Records shown:
══════════════════════════════

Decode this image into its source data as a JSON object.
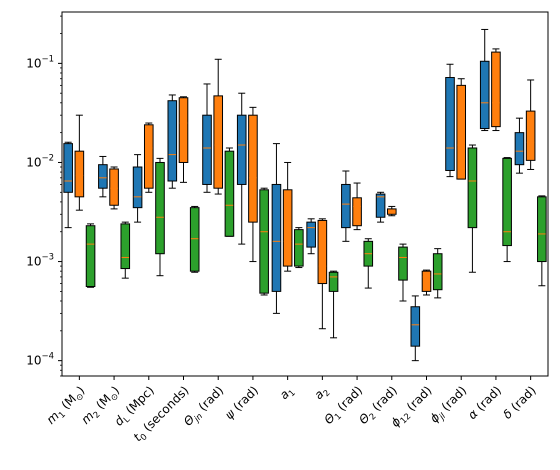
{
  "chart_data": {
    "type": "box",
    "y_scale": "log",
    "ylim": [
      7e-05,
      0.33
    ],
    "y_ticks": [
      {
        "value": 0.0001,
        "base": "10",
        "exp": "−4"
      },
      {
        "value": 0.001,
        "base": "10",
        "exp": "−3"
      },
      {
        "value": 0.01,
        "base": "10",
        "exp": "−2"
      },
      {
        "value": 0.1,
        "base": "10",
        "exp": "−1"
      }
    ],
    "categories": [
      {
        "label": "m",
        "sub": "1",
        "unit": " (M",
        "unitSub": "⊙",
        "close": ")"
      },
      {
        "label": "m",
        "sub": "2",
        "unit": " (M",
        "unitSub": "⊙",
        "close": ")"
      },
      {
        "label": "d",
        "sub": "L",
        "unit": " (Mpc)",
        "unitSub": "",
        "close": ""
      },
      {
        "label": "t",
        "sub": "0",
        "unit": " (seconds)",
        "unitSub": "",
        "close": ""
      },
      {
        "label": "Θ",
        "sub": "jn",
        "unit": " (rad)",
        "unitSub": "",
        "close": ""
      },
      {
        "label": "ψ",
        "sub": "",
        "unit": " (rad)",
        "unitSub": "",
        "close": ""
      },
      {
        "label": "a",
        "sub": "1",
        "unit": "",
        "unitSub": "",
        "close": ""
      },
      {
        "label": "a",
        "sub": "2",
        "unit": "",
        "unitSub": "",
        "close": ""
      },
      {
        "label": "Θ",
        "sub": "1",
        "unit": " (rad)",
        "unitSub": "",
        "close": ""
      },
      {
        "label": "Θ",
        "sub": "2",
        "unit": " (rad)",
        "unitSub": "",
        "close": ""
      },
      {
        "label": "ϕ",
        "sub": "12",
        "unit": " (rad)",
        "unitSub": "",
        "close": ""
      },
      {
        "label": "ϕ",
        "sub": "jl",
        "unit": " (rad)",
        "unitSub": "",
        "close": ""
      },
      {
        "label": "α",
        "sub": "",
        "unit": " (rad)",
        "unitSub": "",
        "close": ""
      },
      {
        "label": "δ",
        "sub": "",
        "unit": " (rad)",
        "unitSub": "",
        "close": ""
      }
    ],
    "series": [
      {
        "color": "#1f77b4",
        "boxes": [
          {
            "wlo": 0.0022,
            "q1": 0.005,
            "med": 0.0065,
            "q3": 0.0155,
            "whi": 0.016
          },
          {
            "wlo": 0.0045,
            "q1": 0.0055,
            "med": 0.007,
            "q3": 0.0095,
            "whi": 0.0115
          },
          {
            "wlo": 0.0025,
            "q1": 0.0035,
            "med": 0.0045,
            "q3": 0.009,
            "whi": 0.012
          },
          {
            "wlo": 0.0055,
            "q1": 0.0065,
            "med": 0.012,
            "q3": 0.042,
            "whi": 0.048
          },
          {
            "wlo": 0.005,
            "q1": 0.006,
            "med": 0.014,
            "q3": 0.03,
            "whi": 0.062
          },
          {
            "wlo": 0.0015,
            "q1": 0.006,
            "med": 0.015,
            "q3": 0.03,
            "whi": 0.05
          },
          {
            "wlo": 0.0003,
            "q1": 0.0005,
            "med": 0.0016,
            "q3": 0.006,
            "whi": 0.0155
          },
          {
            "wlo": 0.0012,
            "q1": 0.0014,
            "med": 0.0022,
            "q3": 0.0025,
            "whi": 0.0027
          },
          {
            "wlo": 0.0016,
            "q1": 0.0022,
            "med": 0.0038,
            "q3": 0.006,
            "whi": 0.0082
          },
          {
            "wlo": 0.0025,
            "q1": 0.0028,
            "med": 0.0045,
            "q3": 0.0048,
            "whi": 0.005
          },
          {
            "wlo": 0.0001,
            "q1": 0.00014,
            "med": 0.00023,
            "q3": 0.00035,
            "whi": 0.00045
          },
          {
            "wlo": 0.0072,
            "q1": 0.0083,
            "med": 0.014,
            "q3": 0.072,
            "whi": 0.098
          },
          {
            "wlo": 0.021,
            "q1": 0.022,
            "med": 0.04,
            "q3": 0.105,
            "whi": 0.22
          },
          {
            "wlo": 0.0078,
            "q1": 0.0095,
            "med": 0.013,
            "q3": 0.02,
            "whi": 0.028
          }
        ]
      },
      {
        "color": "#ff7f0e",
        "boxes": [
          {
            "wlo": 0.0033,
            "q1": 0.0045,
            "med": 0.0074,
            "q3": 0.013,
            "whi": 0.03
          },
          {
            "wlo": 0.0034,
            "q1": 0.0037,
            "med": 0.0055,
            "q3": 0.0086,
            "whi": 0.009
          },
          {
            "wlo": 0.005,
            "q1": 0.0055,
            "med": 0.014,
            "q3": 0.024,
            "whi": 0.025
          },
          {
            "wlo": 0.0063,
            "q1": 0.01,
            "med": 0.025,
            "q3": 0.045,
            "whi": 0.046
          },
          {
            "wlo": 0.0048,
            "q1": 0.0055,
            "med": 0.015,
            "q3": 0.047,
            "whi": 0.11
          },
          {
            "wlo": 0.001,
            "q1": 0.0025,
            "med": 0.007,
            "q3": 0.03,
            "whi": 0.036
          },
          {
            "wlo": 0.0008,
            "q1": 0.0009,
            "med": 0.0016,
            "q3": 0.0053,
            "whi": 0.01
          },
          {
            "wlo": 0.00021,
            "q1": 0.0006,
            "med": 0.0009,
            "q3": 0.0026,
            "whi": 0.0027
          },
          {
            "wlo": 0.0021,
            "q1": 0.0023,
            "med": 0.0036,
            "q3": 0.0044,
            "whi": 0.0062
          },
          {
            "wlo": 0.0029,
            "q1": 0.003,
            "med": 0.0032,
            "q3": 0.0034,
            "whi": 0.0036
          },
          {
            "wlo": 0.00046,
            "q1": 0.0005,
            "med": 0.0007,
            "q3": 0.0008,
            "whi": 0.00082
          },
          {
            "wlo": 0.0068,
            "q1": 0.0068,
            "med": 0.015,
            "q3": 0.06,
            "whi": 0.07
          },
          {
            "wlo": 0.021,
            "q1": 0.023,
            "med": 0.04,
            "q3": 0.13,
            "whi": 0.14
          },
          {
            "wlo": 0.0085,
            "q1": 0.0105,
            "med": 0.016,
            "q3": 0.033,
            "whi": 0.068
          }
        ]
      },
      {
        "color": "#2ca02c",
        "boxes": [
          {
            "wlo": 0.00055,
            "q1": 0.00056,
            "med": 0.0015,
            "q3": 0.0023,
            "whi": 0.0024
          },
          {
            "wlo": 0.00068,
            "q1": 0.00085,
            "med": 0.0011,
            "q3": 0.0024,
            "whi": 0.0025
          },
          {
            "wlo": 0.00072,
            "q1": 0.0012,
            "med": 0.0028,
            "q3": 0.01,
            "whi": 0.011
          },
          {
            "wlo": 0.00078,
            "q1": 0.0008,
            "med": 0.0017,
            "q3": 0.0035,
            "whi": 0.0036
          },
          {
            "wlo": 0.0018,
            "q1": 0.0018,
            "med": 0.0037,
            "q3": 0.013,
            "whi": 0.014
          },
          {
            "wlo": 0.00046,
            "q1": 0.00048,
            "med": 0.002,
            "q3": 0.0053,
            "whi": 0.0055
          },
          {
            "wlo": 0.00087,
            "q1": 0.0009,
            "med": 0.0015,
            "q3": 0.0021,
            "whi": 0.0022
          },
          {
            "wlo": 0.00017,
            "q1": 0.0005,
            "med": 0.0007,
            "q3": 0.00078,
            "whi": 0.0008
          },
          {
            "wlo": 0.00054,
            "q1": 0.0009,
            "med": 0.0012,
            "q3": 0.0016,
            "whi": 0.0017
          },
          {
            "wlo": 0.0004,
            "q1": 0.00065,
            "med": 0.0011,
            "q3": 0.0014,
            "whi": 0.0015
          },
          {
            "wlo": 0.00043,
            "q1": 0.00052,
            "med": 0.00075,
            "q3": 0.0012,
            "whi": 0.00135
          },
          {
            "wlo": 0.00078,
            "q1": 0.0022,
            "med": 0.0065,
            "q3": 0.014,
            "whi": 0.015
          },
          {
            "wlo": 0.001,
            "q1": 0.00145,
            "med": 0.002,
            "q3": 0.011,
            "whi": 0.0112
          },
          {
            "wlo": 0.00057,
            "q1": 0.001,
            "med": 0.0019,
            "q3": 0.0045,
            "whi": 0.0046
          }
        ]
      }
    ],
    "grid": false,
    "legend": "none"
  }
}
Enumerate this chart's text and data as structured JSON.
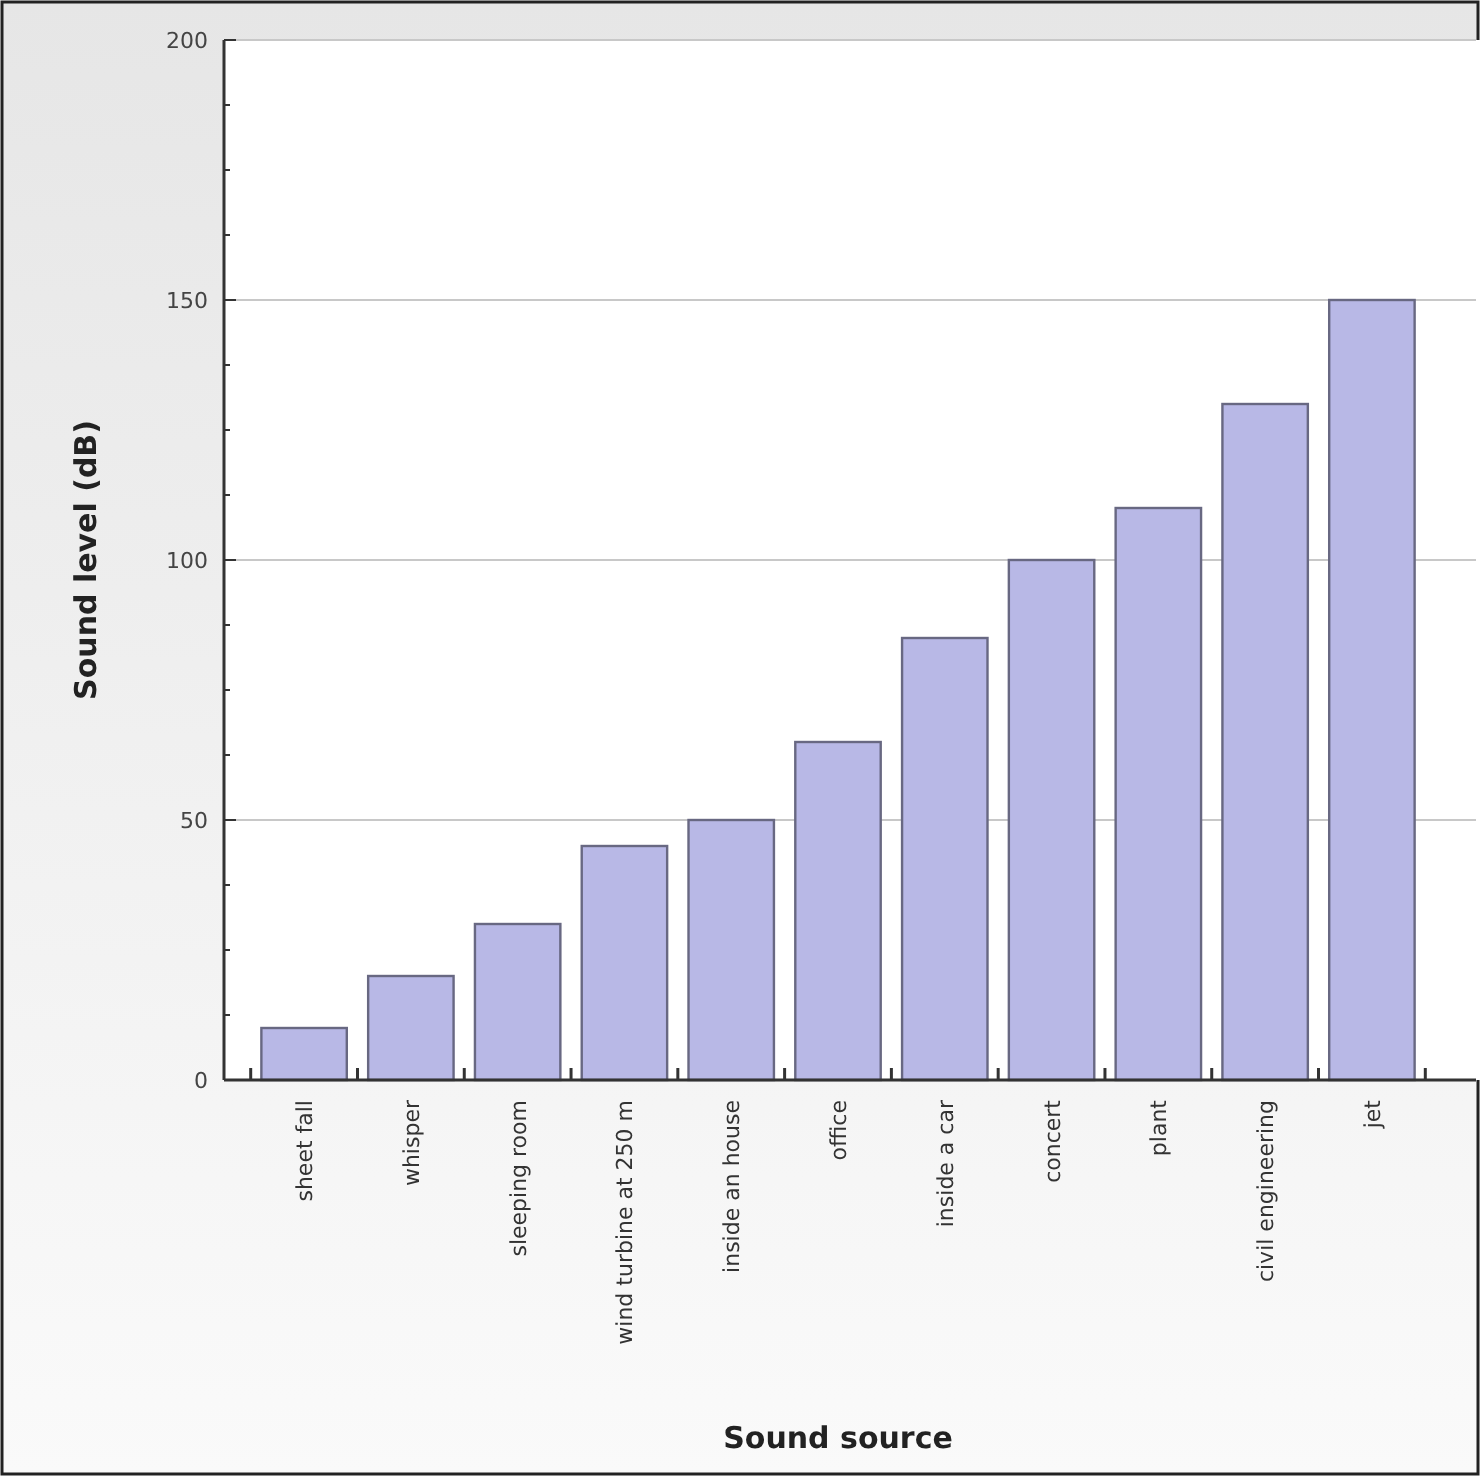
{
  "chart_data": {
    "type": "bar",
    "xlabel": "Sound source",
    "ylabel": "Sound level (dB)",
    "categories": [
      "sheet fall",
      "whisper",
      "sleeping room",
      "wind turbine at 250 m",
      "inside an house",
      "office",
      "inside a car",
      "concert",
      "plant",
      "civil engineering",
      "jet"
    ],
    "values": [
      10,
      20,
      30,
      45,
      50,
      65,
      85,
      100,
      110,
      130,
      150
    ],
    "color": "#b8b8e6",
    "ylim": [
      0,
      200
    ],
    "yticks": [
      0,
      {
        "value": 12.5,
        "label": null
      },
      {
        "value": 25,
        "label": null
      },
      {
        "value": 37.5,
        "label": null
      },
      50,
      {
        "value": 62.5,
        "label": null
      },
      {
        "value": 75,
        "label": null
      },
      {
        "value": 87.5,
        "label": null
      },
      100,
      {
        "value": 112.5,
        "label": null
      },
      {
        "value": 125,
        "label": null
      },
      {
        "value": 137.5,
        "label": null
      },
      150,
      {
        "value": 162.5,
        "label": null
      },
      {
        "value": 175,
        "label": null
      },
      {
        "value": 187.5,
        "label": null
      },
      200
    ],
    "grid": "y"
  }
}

══════════════════════════════

Job: Identify every line holding the word "JSON" and copy it out.

Response:
Decode this image into its source data as a JSON object.
Enumerate this chart's text and data as structured JSON.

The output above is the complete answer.